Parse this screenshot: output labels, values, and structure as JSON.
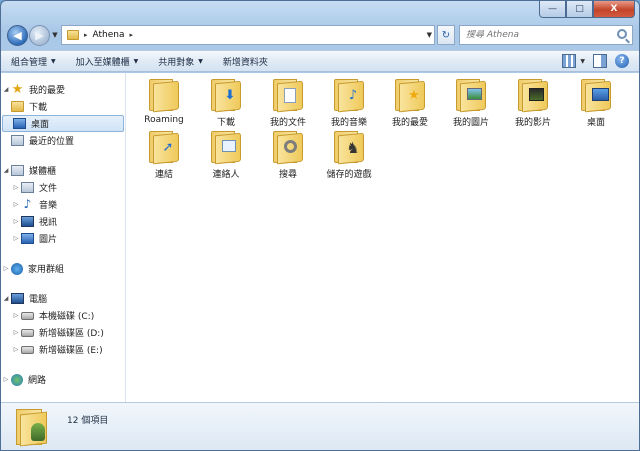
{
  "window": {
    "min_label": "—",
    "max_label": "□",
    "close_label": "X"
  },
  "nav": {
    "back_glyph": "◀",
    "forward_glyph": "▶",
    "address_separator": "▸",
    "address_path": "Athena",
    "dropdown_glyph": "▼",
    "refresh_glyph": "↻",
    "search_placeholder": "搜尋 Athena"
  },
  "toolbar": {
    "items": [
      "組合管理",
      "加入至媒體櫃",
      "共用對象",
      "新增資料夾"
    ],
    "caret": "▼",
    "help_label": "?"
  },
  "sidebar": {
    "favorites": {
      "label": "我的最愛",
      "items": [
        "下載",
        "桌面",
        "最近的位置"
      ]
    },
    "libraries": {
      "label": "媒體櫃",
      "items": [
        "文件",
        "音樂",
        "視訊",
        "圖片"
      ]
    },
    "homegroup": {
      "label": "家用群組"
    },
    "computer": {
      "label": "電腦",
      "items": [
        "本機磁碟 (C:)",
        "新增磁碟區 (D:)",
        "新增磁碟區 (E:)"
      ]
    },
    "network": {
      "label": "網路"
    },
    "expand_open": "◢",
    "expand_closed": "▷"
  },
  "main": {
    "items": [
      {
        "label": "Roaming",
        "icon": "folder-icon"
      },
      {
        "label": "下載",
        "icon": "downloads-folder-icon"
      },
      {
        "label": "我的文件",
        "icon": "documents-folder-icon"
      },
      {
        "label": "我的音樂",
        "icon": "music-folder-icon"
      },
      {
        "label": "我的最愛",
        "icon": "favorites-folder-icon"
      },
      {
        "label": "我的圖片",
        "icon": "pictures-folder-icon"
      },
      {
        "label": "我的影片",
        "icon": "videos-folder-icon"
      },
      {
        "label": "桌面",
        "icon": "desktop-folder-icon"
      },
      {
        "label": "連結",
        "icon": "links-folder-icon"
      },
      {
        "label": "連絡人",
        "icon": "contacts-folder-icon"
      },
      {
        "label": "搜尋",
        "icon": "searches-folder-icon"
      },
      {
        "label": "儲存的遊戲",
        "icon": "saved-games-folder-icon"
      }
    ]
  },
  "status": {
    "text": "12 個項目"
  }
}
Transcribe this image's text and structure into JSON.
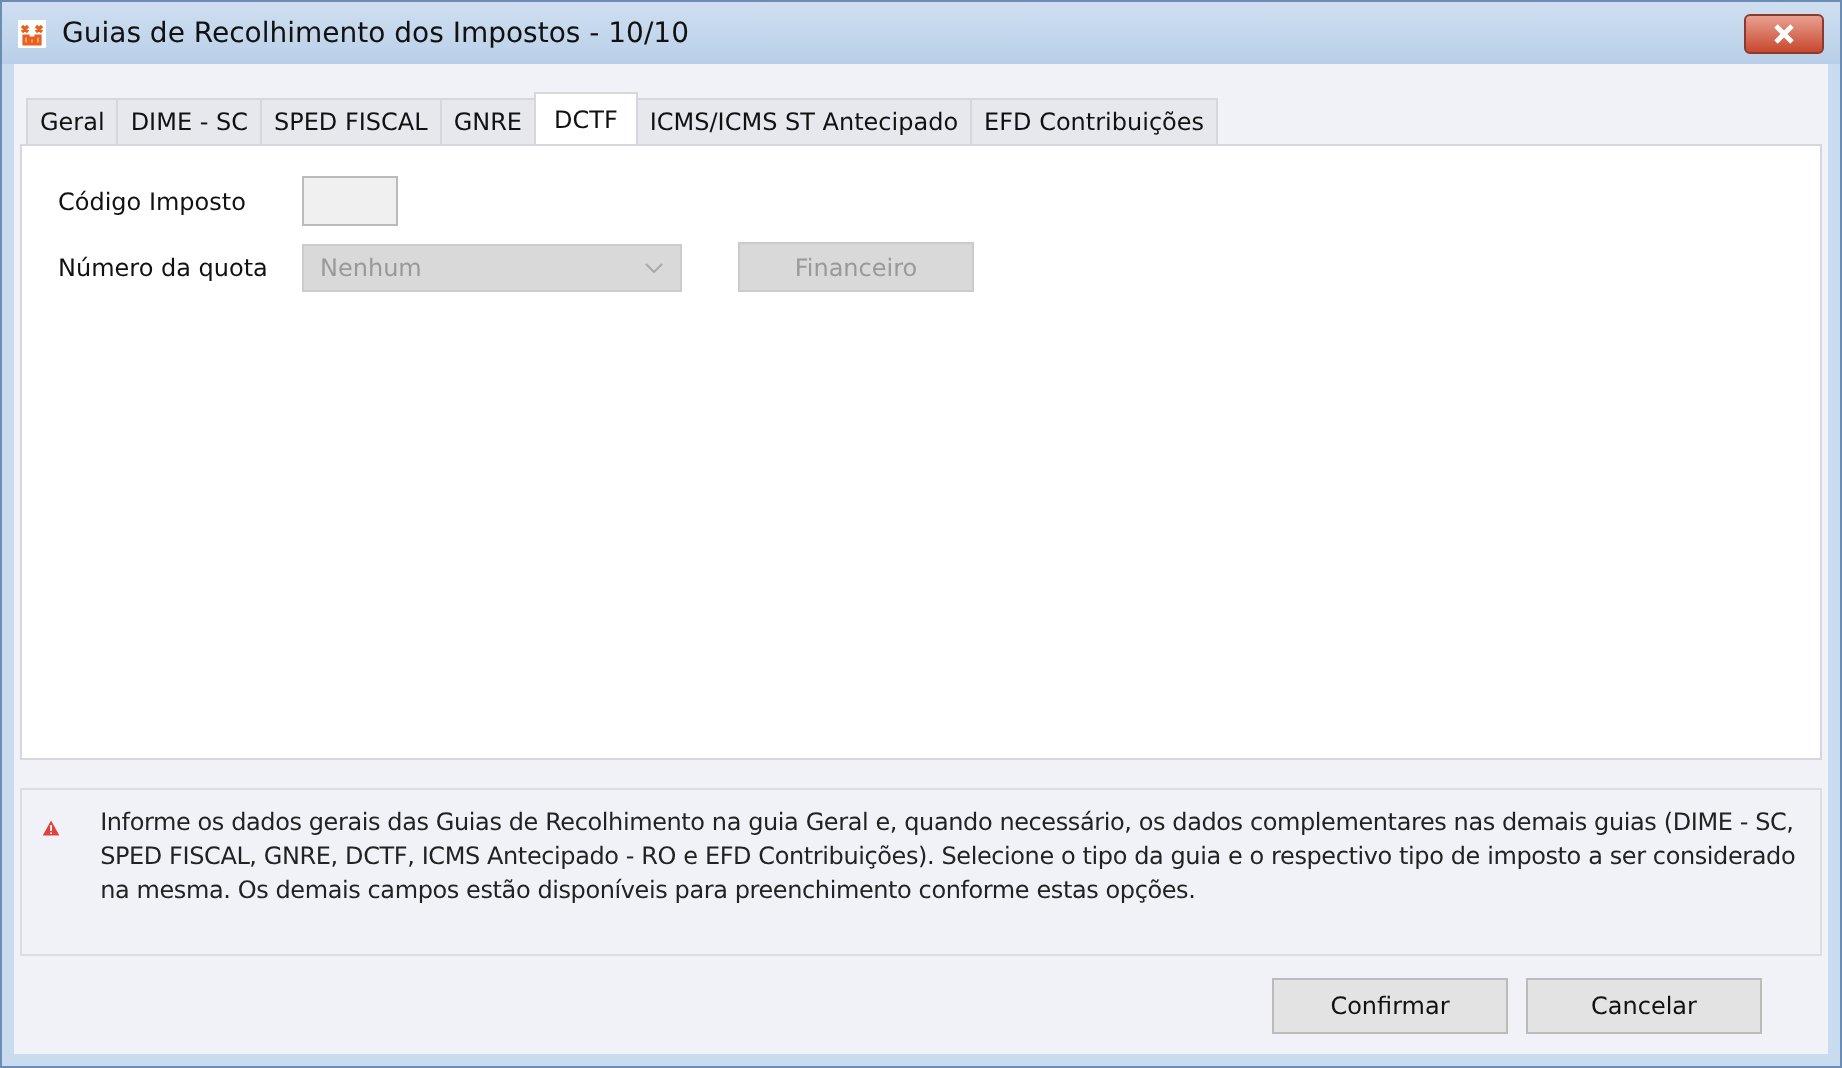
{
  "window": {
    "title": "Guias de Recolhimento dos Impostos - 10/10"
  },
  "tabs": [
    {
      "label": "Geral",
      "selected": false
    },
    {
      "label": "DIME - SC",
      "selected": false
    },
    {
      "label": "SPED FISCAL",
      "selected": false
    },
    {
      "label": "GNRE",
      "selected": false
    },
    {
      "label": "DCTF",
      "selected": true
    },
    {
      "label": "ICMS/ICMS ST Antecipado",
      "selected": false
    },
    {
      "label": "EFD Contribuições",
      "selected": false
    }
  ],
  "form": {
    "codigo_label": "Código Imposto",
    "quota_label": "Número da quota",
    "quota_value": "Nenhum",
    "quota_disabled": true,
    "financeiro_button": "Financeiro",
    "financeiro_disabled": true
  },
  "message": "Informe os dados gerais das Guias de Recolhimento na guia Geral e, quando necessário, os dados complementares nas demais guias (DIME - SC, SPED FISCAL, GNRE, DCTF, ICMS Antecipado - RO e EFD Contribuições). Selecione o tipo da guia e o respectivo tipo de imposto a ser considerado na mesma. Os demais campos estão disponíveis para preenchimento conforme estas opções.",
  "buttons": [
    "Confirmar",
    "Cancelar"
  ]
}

....

**GIVEN PROBLEM**. Check each line above for "Antecipado" and return the ones that have it.

**FINAL ANSWER**.
      "label": "ICMS/ICMS ST Antecipado",
  "message": "Informe os dados gerais das Guias de Recolhimento na guia Geral e, quando necessário, os dados complementares nas demais guias (DIME - SC, SPED FISCAL, GNRE, DCTF, ICMS Antecipado - RO e EFD Contribuições). Selecione o tipo da guia e o respectivo tipo de imposto a ser considerado na mesma. Os demais campos estão disponíveis para preenchimento conforme estas opções.",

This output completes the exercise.